■ Bu görevin verileri ■
----------------
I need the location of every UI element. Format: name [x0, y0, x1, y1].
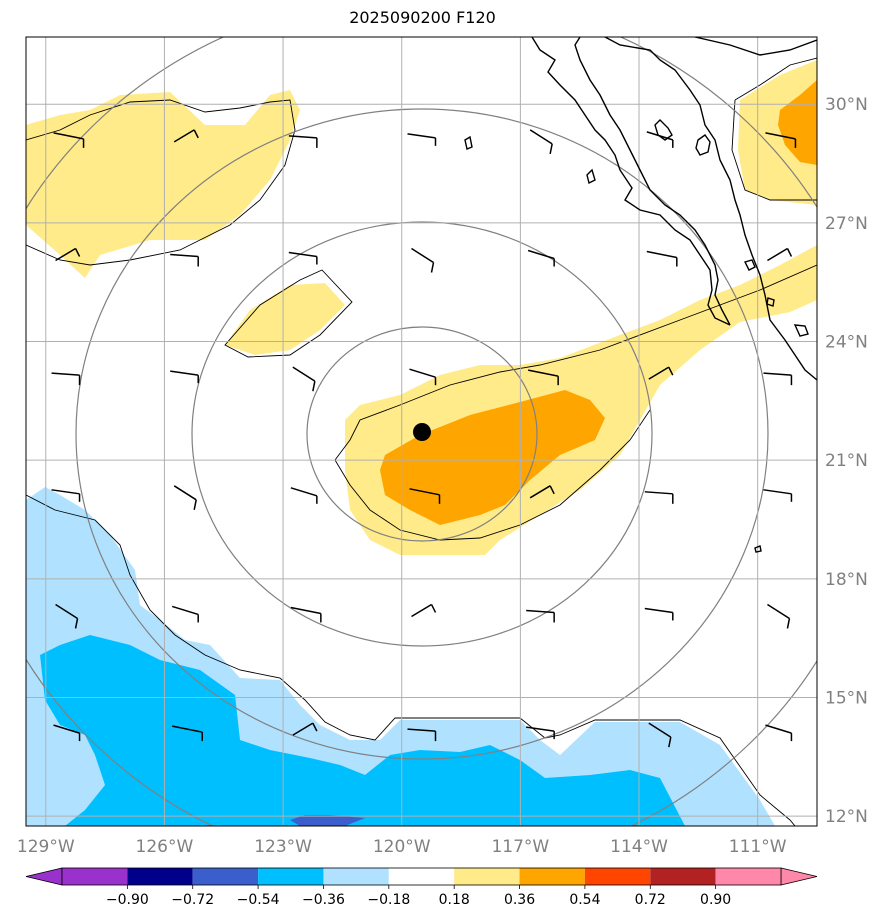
colorbar: −0.90 −0.72 −0.54 −0.36 −0.18 0.18 0.36 0.54 0.7…: [25, 867, 818, 908]
positive-anomaly-islet: [225, 283, 345, 355]
wind-barb-41: [765, 724, 793, 742]
colorbar-tick-label-6: 0.36: [504, 892, 535, 908]
colorbar-segment-1: [127, 868, 193, 885]
storm-center-marker: [413, 423, 431, 441]
lon-label-4: 117°W: [491, 837, 549, 857]
lon-label-3: 120°W: [373, 837, 431, 857]
wind-barb-35: [53, 724, 81, 742]
wind-barb-7: [55, 247, 81, 262]
positive-anomaly-nw: [26, 90, 300, 278]
map-frame: [25, 36, 818, 827]
colorbar-extend-low: [25, 867, 63, 886]
lat-label-6: 12°N: [825, 807, 868, 827]
wind-barb-22: [173, 485, 197, 510]
wind-barb-23: [290, 487, 318, 504]
wind-barb-36: [172, 725, 203, 742]
lat-label-5: 15°N: [825, 688, 868, 708]
colorbar-segment-8: [584, 868, 651, 885]
wind-barb-5: [646, 131, 674, 148]
colorbar-tick-label-5: 0.18: [439, 892, 470, 908]
wind-barb-11: [527, 249, 555, 267]
wind-barb-2: [288, 135, 318, 148]
wind-barb-26: [644, 491, 674, 504]
strong-positive-central: [380, 390, 605, 525]
colorbar-tick-label-1: −0.72: [171, 892, 214, 908]
colorbar-tick-label-0: −0.90: [106, 892, 149, 908]
wind-barb-24: [409, 488, 441, 504]
wind-barb-28: [55, 603, 79, 629]
wind-barb-3: [407, 133, 437, 146]
colorbar-frame: [61, 867, 782, 886]
wind-barb-39: [526, 726, 555, 740]
wind-barb-38: [407, 728, 437, 742]
wind-barb-9: [288, 251, 318, 265]
wind-barb-32: [526, 609, 555, 623]
wind-barb-29: [171, 605, 199, 623]
colorbar-tick-label-9: 0.90: [700, 892, 731, 908]
lat-label-2: 24°N: [825, 333, 868, 353]
colorbar-tick-label-2: −0.54: [237, 892, 280, 908]
colorbar-segment-2: [192, 868, 259, 885]
longitude-labels: 129°W 126°W 123°W 120°W 117°W 114°W 111°W: [17, 837, 787, 857]
colorbar-tick-label-8: 0.72: [635, 892, 666, 908]
colorbar-segment-10: [715, 868, 781, 885]
colorbar-segment-9: [650, 868, 716, 885]
colorbar-tick-label-4: −0.18: [367, 892, 410, 908]
negative-anomaly-medium: [40, 635, 685, 826]
wind-barb-40: [648, 722, 672, 748]
negative-anomaly-strong: [290, 815, 365, 826]
wind-barb-1: [173, 129, 199, 143]
colorbar-segment-4: [323, 868, 389, 885]
wind-barb-31: [411, 603, 437, 618]
range-rings: [26, 37, 817, 826]
wind-barbs: [51, 129, 797, 748]
map-title: 2025090200 F120: [349, 8, 496, 27]
wind-barb-6: [765, 132, 797, 148]
lon-label-2: 123°W: [254, 837, 312, 857]
colorbar-segment-7: [519, 868, 585, 885]
wind-barb-30: [290, 606, 322, 623]
wind-barb-21: [51, 489, 81, 502]
lat-label-4: 18°N: [825, 570, 868, 590]
wind-barb-12: [646, 250, 678, 267]
colorbar-segment-6: [454, 868, 520, 885]
wind-barb-27: [763, 489, 793, 502]
wind-barb-16: [292, 366, 316, 392]
map-field-layer: [26, 37, 817, 826]
wind-barb-0: [53, 132, 85, 148]
wind-barb-37: [292, 722, 318, 736]
lon-label-6: 111°W: [729, 837, 787, 857]
wind-barb-14: [51, 372, 81, 386]
wind-barb-17: [409, 368, 437, 386]
colorbar-extend-high: [780, 867, 818, 886]
wind-barb-33: [644, 607, 674, 621]
wind-barb-13: [767, 247, 793, 262]
lat-label-1: 27°N: [825, 214, 868, 234]
colorbar-segment-0: [62, 868, 128, 885]
wind-barb-18: [528, 369, 559, 386]
wind-barb-25: [529, 485, 555, 499]
wind-barb-34: [767, 603, 791, 629]
colorbar-tick-label-7: 0.54: [569, 892, 600, 908]
wind-barb-20: [763, 372, 793, 386]
lon-label-1: 126°W: [136, 837, 194, 857]
colorbar-segment-3: [258, 868, 324, 885]
wind-barb-8: [170, 253, 199, 267]
wind-barb-4: [529, 129, 553, 155]
latitude-labels: 30°N 27°N 24°N 21°N 18°N 15°N 12°N: [825, 95, 868, 827]
strong-positive-ne: [778, 80, 817, 165]
lat-label-0: 30°N: [825, 95, 868, 115]
colorbar-tick-label-3: −0.36: [302, 892, 345, 908]
colorbar-segment-5: [388, 868, 455, 885]
wind-barb-10: [411, 247, 435, 273]
wind-barb-15: [170, 370, 199, 384]
lat-label-3: 21°N: [825, 451, 868, 471]
lon-label-5: 114°W: [610, 837, 668, 857]
wind-barb-19: [648, 366, 674, 380]
lon-label-0: 129°W: [17, 837, 75, 857]
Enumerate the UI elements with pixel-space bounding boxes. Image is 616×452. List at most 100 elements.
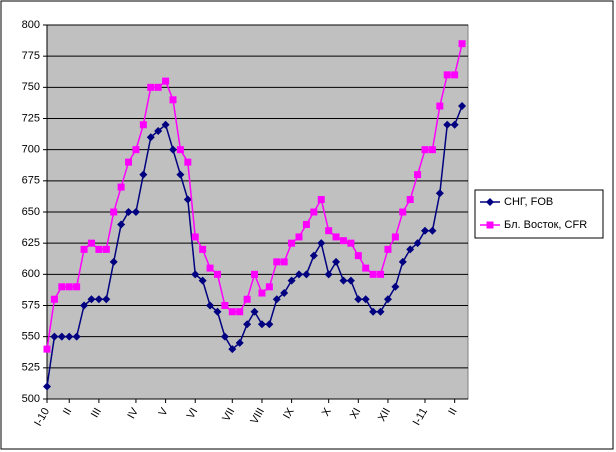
point: [87, 295, 96, 304]
point: [317, 239, 326, 248]
y-tick-label: 750: [22, 81, 40, 93]
point: [154, 83, 162, 91]
point: [280, 289, 289, 298]
point: [228, 308, 236, 316]
point: [94, 295, 103, 304]
y-tick-label: 600: [22, 268, 40, 280]
point: [57, 332, 66, 341]
y-tick-label: 500: [22, 393, 40, 405]
y-tick-label: 725: [22, 112, 40, 124]
point: [251, 270, 259, 278]
point: [72, 332, 81, 341]
point: [302, 270, 311, 279]
point: [228, 345, 237, 354]
point: [169, 145, 178, 154]
point: [325, 227, 333, 235]
point: [191, 270, 200, 279]
point: [428, 226, 437, 235]
point: [451, 71, 459, 79]
x-tick-label: XII: [376, 406, 393, 424]
point: [117, 183, 125, 191]
x-tick-label: VI: [185, 406, 201, 421]
point: [383, 295, 392, 304]
point: [131, 208, 140, 216]
point: [391, 233, 399, 241]
point: [80, 301, 89, 310]
point: [243, 320, 252, 329]
point: [183, 195, 192, 204]
point: [450, 120, 459, 129]
point: [421, 226, 430, 235]
point: [102, 245, 110, 253]
point: [435, 189, 444, 198]
y-tick-label: 700: [22, 144, 40, 156]
x-tick-label: II: [446, 406, 459, 417]
y-tick-label: 575: [22, 299, 40, 311]
point: [191, 233, 199, 241]
point: [235, 338, 244, 347]
point: [65, 332, 74, 341]
point: [176, 146, 184, 154]
y-tick-label: 675: [22, 175, 40, 187]
point: [287, 276, 296, 285]
point: [332, 233, 340, 241]
point: [310, 208, 318, 216]
point: [369, 270, 377, 278]
legend-box: [474, 189, 604, 239]
point: [87, 239, 95, 247]
y-tick-label: 525: [22, 362, 40, 374]
point: [43, 345, 51, 353]
point: [421, 146, 429, 154]
y-tick-label: 550: [22, 331, 40, 343]
point: [458, 40, 466, 48]
point: [110, 208, 118, 216]
point: [213, 307, 222, 316]
legend-marker: [486, 198, 494, 206]
point: [73, 283, 81, 291]
y-tick-label: 775: [22, 50, 40, 62]
point: [295, 233, 303, 241]
point: [184, 158, 192, 166]
point: [414, 171, 422, 179]
point: [95, 245, 103, 253]
y-tick-label: 800: [22, 19, 40, 31]
point: [399, 208, 407, 216]
point: [413, 239, 422, 248]
point: [384, 245, 392, 253]
point: [406, 196, 414, 204]
point: [309, 251, 318, 260]
point: [236, 308, 244, 316]
point: [346, 276, 355, 285]
point: [280, 258, 288, 266]
point: [258, 289, 266, 297]
point: [339, 237, 347, 245]
point: [443, 71, 451, 79]
point: [332, 257, 341, 266]
point: [354, 295, 363, 304]
x-tick-label: II: [61, 406, 74, 417]
point: [265, 283, 273, 291]
point: [376, 307, 385, 316]
point: [220, 332, 229, 341]
point: [458, 102, 467, 111]
point: [221, 302, 229, 309]
point: [50, 332, 59, 341]
legend-marker: [486, 221, 494, 229]
legend-label: Бл. Восток, CFR: [504, 219, 587, 231]
point: [65, 283, 73, 291]
x-tick-label: VII: [220, 406, 237, 424]
y-tick-label: 650: [22, 206, 40, 218]
point: [80, 245, 88, 253]
point: [428, 146, 436, 154]
point: [443, 120, 452, 129]
point: [169, 96, 177, 104]
point: [354, 252, 362, 260]
legend-label: СНГ, FOB: [504, 196, 553, 208]
point: [102, 295, 111, 304]
point: [257, 320, 266, 329]
point: [139, 170, 148, 179]
point: [324, 270, 333, 279]
point: [132, 146, 140, 154]
point: [58, 283, 66, 291]
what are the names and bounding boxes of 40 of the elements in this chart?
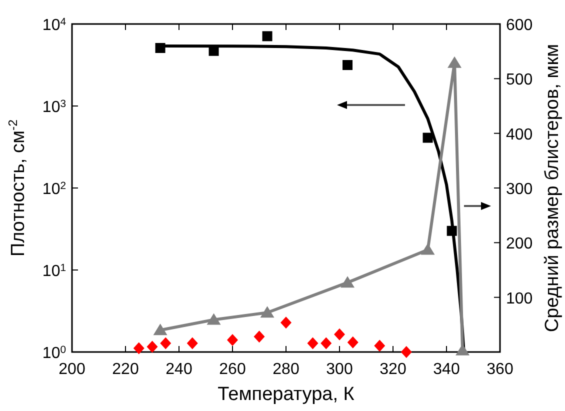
point — [374, 340, 386, 352]
point — [320, 337, 332, 350]
point — [307, 337, 318, 350]
point — [342, 60, 353, 70]
y-tick-label: 10$^{1}$ — [42, 262, 66, 280]
y2-tick-label: 100 — [506, 290, 533, 308]
y-tick-label: 10$^{4}$ — [42, 16, 66, 34]
y-tick-label: 10$^{2}$ — [42, 180, 66, 198]
y2-tick-label: 200 — [506, 236, 533, 253]
point — [227, 334, 238, 346]
y2-tick-label: 400 — [506, 126, 533, 144]
point — [146, 340, 158, 353]
point — [133, 342, 144, 354]
x-tick-label: 360 — [486, 361, 514, 378]
point — [422, 132, 433, 143]
point — [186, 337, 198, 350]
point — [160, 337, 172, 350]
x-tick-label: 200 — [58, 361, 86, 378]
point — [280, 316, 292, 329]
y2-tick-label: 500 — [506, 72, 533, 89]
x-tick-label: 320 — [380, 361, 406, 378]
point — [334, 328, 345, 340]
x-tick-label: 340 — [433, 361, 460, 378]
y2-tick-label: 300 — [506, 181, 533, 198]
point — [400, 346, 412, 358]
y-tick-label: 10$^{3}$ — [42, 98, 66, 116]
y2-tick-label: 600 — [506, 17, 533, 34]
x-axis-title: Температура, К — [218, 384, 354, 405]
point — [347, 336, 358, 348]
x-tick-label: 300 — [326, 361, 353, 378]
x-tick-label: 280 — [272, 361, 300, 378]
y-tick-label: 10$^{0}$ — [42, 344, 66, 362]
point — [446, 226, 457, 236]
x-tick-label: 240 — [166, 361, 192, 378]
x-tick-label: 260 — [219, 361, 246, 378]
point — [262, 31, 272, 42]
x-tick-label: 220 — [112, 361, 139, 378]
point — [155, 42, 166, 53]
y2-axis-title: Средний размер блистеров, мкм — [542, 44, 563, 332]
point — [254, 330, 265, 343]
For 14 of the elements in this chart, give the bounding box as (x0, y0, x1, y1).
----------------
■ Görevin amacı ■
"point — [374, 340, 386, 352]" içeren satır ile "point — [160, 337, 172, 350]" içeren satır arasındaki satırları, iki uç da dahil, numaralı liste olarak verin. Boş satırları atlayın.

■ Sonuç ■
1. point — [374, 340, 386, 352]
2. point — [320, 337, 332, 350]
3. point — [307, 337, 318, 350]
4. point — [342, 60, 353, 70]
5. y-tick-label: 10$^{1}$ — [42, 262, 66, 280]
6. y2-tick-label: 100 — [506, 290, 533, 308]
7. y-tick-label: 10$^{4}$ — [42, 16, 66, 34]
8. y-tick-label: 10$^{2}$ — [42, 180, 66, 198]
9. y2-tick-label: 200 — [506, 236, 533, 253]
10. point — [227, 334, 238, 346]
11. y2-tick-label: 400 — [506, 126, 533, 144]
12. point — [146, 340, 158, 353]
13. point — [133, 342, 144, 354]
14. x-tick-label: 360 — [486, 361, 514, 378]
15. point — [422, 132, 433, 143]
16. point — [186, 337, 198, 350]
17. point — [160, 337, 172, 350]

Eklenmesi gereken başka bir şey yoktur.